Spatial annotation entries
'''

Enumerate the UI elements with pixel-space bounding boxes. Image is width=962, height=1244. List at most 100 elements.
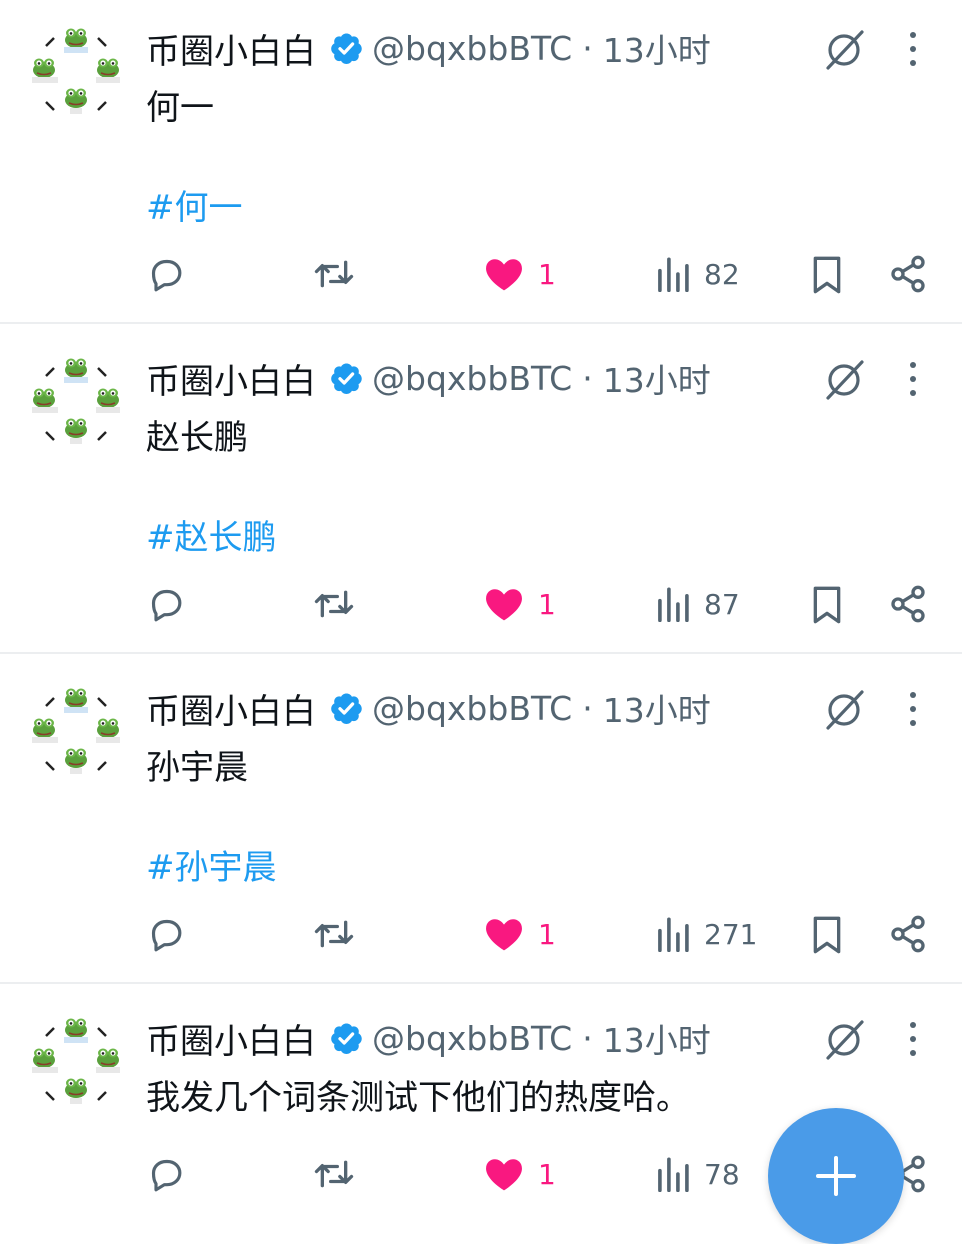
like-count: 1 (538, 587, 556, 621)
views-icon (658, 1157, 689, 1192)
tweet-header: 币圈小白白 @bqxbbBTC · 13小时 (146, 684, 711, 732)
share-button[interactable] (888, 914, 928, 954)
more-vertical-icon[interactable] (898, 26, 928, 72)
bookmark-icon (813, 256, 841, 294)
bookmark-button[interactable] (810, 585, 844, 625)
views-icon (658, 257, 689, 292)
hashtag-link[interactable]: #赵长鹏 (146, 510, 277, 559)
tweet-divider (0, 322, 962, 324)
heart-icon (486, 919, 522, 951)
verified-badge-icon (331, 1023, 362, 1055)
display-name[interactable]: 币圈小白白 (146, 1014, 316, 1063)
separator-dot: · (582, 1018, 593, 1058)
bookmark-button[interactable] (810, 915, 844, 955)
retweet-button[interactable] (312, 584, 356, 624)
tweet-text: 何一 (146, 88, 214, 128)
timestamp[interactable]: 13小时 (603, 1014, 711, 1062)
avatar[interactable] (28, 1012, 124, 1108)
user-handle[interactable]: @bqxbbBTC (372, 359, 572, 398)
avatar[interactable] (28, 352, 124, 448)
views-icon (658, 587, 689, 622)
share-icon (891, 915, 925, 953)
timestamp[interactable]: 13小时 (603, 354, 711, 402)
like-count: 1 (538, 257, 556, 291)
tweet-divider (0, 982, 962, 984)
reply-icon (151, 259, 182, 292)
avatar[interactable] (28, 22, 124, 118)
tweet-text: 我发几个词条测试下他们的热度哈。 (146, 1078, 690, 1118)
tweet[interactable]: 币圈小白白 @bqxbbBTC · 13小时 赵长鹏 #赵长鹏 1 87 (0, 330, 962, 652)
like-button[interactable]: 1 (484, 256, 556, 292)
retweet-icon (314, 1160, 354, 1188)
share-icon (891, 255, 925, 293)
views-button[interactable]: 82 (656, 256, 740, 292)
tweet[interactable]: 币圈小白白 @bqxbbBTC · 13小时 何一 #何一 1 82 (0, 0, 962, 322)
reply-icon (151, 919, 182, 952)
view-count: 78 (704, 1157, 740, 1191)
user-handle[interactable]: @bqxbbBTC (372, 29, 572, 68)
tweet-text: 赵长鹏 (146, 418, 248, 458)
bookmark-button[interactable] (810, 255, 844, 295)
views-icon (658, 917, 689, 952)
tweet-text: 孙宇晨 (146, 748, 248, 788)
reply-icon (151, 589, 182, 622)
retweet-button[interactable] (312, 914, 356, 954)
display-name[interactable]: 币圈小白白 (146, 684, 316, 733)
bookmark-icon (813, 916, 841, 954)
user-handle[interactable]: @bqxbbBTC (372, 689, 572, 728)
verified-badge-icon (331, 693, 362, 725)
display-name[interactable]: 币圈小白白 (146, 354, 316, 403)
tweet[interactable]: 币圈小白白 @bqxbbBTC · 13小时 孙宇晨 #孙宇晨 1 271 (0, 660, 962, 982)
view-count: 82 (704, 257, 740, 291)
separator-dot: · (582, 358, 593, 398)
reply-button[interactable] (146, 584, 186, 624)
avatar[interactable] (28, 682, 124, 778)
views-button[interactable]: 78 (656, 1156, 740, 1192)
reply-button[interactable] (146, 1154, 186, 1194)
hashtag-link[interactable]: #何一 (146, 180, 243, 229)
views-button[interactable]: 271 (656, 916, 757, 952)
plus-icon (816, 1156, 856, 1196)
retweet-icon (314, 920, 354, 948)
share-button[interactable] (888, 254, 928, 294)
share-button[interactable] (888, 584, 928, 624)
verified-badge-icon (331, 33, 362, 65)
grok-icon[interactable] (822, 688, 866, 732)
grok-icon[interactable] (822, 358, 866, 402)
verified-badge-icon (331, 363, 362, 395)
retweet-button[interactable] (312, 1154, 356, 1194)
like-count: 1 (538, 1157, 556, 1191)
like-count: 1 (538, 917, 556, 951)
view-count: 271 (704, 917, 758, 951)
display-name[interactable]: 币圈小白白 (146, 24, 316, 73)
like-button[interactable]: 1 (484, 916, 556, 952)
retweet-icon (314, 260, 354, 288)
separator-dot: · (582, 28, 593, 68)
retweet-icon (314, 590, 354, 618)
more-vertical-icon[interactable] (898, 1016, 928, 1062)
heart-icon (486, 1159, 522, 1191)
reply-button[interactable] (146, 914, 186, 954)
grok-icon[interactable] (822, 28, 866, 72)
tweet-divider (0, 652, 962, 654)
reply-icon (151, 1159, 182, 1192)
tweet-header: 币圈小白白 @bqxbbBTC · 13小时 (146, 1014, 711, 1062)
separator-dot: · (582, 688, 593, 728)
timestamp[interactable]: 13小时 (603, 684, 711, 732)
hashtag-link[interactable]: #孙宇晨 (146, 840, 277, 889)
user-handle[interactable]: @bqxbbBTC (372, 1019, 572, 1058)
heart-icon (486, 589, 522, 621)
more-vertical-icon[interactable] (898, 356, 928, 402)
reply-button[interactable] (146, 254, 186, 294)
like-button[interactable]: 1 (484, 586, 556, 622)
like-button[interactable]: 1 (484, 1156, 556, 1192)
more-vertical-icon[interactable] (898, 686, 928, 732)
compose-button[interactable] (768, 1108, 904, 1244)
grok-icon[interactable] (822, 1018, 866, 1062)
bookmark-icon (813, 586, 841, 624)
timestamp[interactable]: 13小时 (603, 24, 711, 72)
retweet-button[interactable] (312, 254, 356, 294)
view-count: 87 (704, 587, 740, 621)
share-icon (891, 585, 925, 623)
views-button[interactable]: 87 (656, 586, 740, 622)
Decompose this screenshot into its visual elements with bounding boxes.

'''

= Short task =
Reproduce every one of the rows above word for word, but omit the pictures from your answer.

= Reply to the exercise =
Enumerate the UI elements with pixel-space bounding boxes. Image is width=962, height=1244. List at most 100 elements.
like-count: 1 (538, 587, 556, 621)
views-icon (658, 1157, 689, 1192)
tweet-header: 币圈小白白 @bqxbbBTC · 13小时 (146, 684, 711, 732)
share-button[interactable] (888, 914, 928, 954)
more-vertical-icon[interactable] (898, 26, 928, 72)
bookmark-icon (813, 256, 841, 294)
bookmark-button[interactable] (810, 585, 844, 625)
views-icon (658, 257, 689, 292)
hashtag-link[interactable]: #赵长鹏 (146, 510, 277, 559)
tweet-divider (0, 322, 962, 324)
heart-icon (486, 919, 522, 951)
verified-badge-icon (331, 1023, 362, 1055)
display-name[interactable]: 币圈小白白 (146, 1014, 316, 1063)
separator-dot: · (582, 1018, 593, 1058)
bookmark-button[interactable] (810, 915, 844, 955)
retweet-button[interactable] (312, 584, 356, 624)
tweet-text: 何一 (146, 88, 214, 128)
timestamp[interactable]: 13小时 (603, 1014, 711, 1062)
avatar[interactable] (28, 1012, 124, 1108)
user-handle[interactable]: @bqxbbBTC (372, 359, 572, 398)
avatar[interactable] (28, 352, 124, 448)
views-icon (658, 587, 689, 622)
share-icon (891, 915, 925, 953)
timestamp[interactable]: 13小时 (603, 354, 711, 402)
like-count: 1 (538, 257, 556, 291)
tweet-divider (0, 982, 962, 984)
reply-icon (151, 259, 182, 292)
avatar[interactable] (28, 22, 124, 118)
tweet-text: 我发几个词条测试下他们的热度哈。 (146, 1078, 690, 1118)
tweet[interactable]: 币圈小白白 @bqxbbBTC · 13小时 赵长鹏 #赵长鹏 1 87 (0, 330, 962, 652)
like-button[interactable]: 1 (484, 256, 556, 292)
retweet-icon (314, 1160, 354, 1188)
share-icon (891, 255, 925, 293)
views-button[interactable]: 82 (656, 256, 740, 292)
tweet[interactable]: 币圈小白白 @bqxbbBTC · 13小时 何一 #何一 1 82 (0, 0, 962, 322)
reply-icon (151, 919, 182, 952)
view-count: 78 (704, 1157, 740, 1191)
user-handle[interactable]: @bqxbbBTC (372, 29, 572, 68)
tweet-text: 赵长鹏 (146, 418, 248, 458)
bookmark-button[interactable] (810, 255, 844, 295)
views-icon (658, 917, 689, 952)
tweet-text: 孙宇晨 (146, 748, 248, 788)
reply-icon (151, 589, 182, 622)
retweet-button[interactable] (312, 914, 356, 954)
display-name[interactable]: 币圈小白白 (146, 684, 316, 733)
bookmark-icon (813, 916, 841, 954)
user-handle[interactable]: @bqxbbBTC (372, 689, 572, 728)
verified-badge-icon (331, 693, 362, 725)
display-name[interactable]: 币圈小白白 (146, 354, 316, 403)
tweet[interactable]: 币圈小白白 @bqxbbBTC · 13小时 孙宇晨 #孙宇晨 1 271 (0, 660, 962, 982)
view-count: 82 (704, 257, 740, 291)
separator-dot: · (582, 358, 593, 398)
reply-button[interactable] (146, 584, 186, 624)
avatar[interactable] (28, 682, 124, 778)
views-button[interactable]: 78 (656, 1156, 740, 1192)
reply-button[interactable] (146, 1154, 186, 1194)
hashtag-link[interactable]: #何一 (146, 180, 243, 229)
views-button[interactable]: 271 (656, 916, 757, 952)
plus-icon (816, 1156, 856, 1196)
retweet-icon (314, 920, 354, 948)
share-button[interactable] (888, 254, 928, 294)
share-button[interactable] (888, 584, 928, 624)
verified-badge-icon (331, 33, 362, 65)
grok-icon[interactable] (822, 688, 866, 732)
grok-icon[interactable] (822, 358, 866, 402)
verified-badge-icon (331, 363, 362, 395)
retweet-button[interactable] (312, 1154, 356, 1194)
like-count: 1 (538, 1157, 556, 1191)
like-count: 1 (538, 917, 556, 951)
view-count: 271 (704, 917, 758, 951)
display-name[interactable]: 币圈小白白 (146, 24, 316, 73)
like-button[interactable]: 1 (484, 916, 556, 952)
retweet-icon (314, 260, 354, 288)
separator-dot: · (582, 28, 593, 68)
retweet-icon (314, 590, 354, 618)
more-vertical-icon[interactable] (898, 1016, 928, 1062)
heart-icon (486, 1159, 522, 1191)
reply-button[interactable] (146, 914, 186, 954)
grok-icon[interactable] (822, 28, 866, 72)
tweet-divider (0, 652, 962, 654)
reply-icon (151, 1159, 182, 1192)
tweet-header: 币圈小白白 @bqxbbBTC · 13小时 (146, 1014, 711, 1062)
separator-dot: · (582, 688, 593, 728)
timestamp[interactable]: 13小时 (603, 684, 711, 732)
hashtag-link[interactable]: #孙宇晨 (146, 840, 277, 889)
user-handle[interactable]: @bqxbbBTC (372, 1019, 572, 1058)
heart-icon (486, 589, 522, 621)
more-vertical-icon[interactable] (898, 356, 928, 402)
reply-button[interactable] (146, 254, 186, 294)
like-button[interactable]: 1 (484, 586, 556, 622)
like-button[interactable]: 1 (484, 1156, 556, 1192)
more-vertical-icon[interactable] (898, 686, 928, 732)
compose-button[interactable] (768, 1108, 904, 1244)
grok-icon[interactable] (822, 1018, 866, 1062)
bookmark-icon (813, 586, 841, 624)
timestamp[interactable]: 13小时 (603, 24, 711, 72)
retweet-button[interactable] (312, 254, 356, 294)
view-count: 87 (704, 587, 740, 621)
share-icon (891, 585, 925, 623)
views-button[interactable]: 87 (656, 586, 740, 622)
Decompose this screenshot into its visual elements with bounding boxes.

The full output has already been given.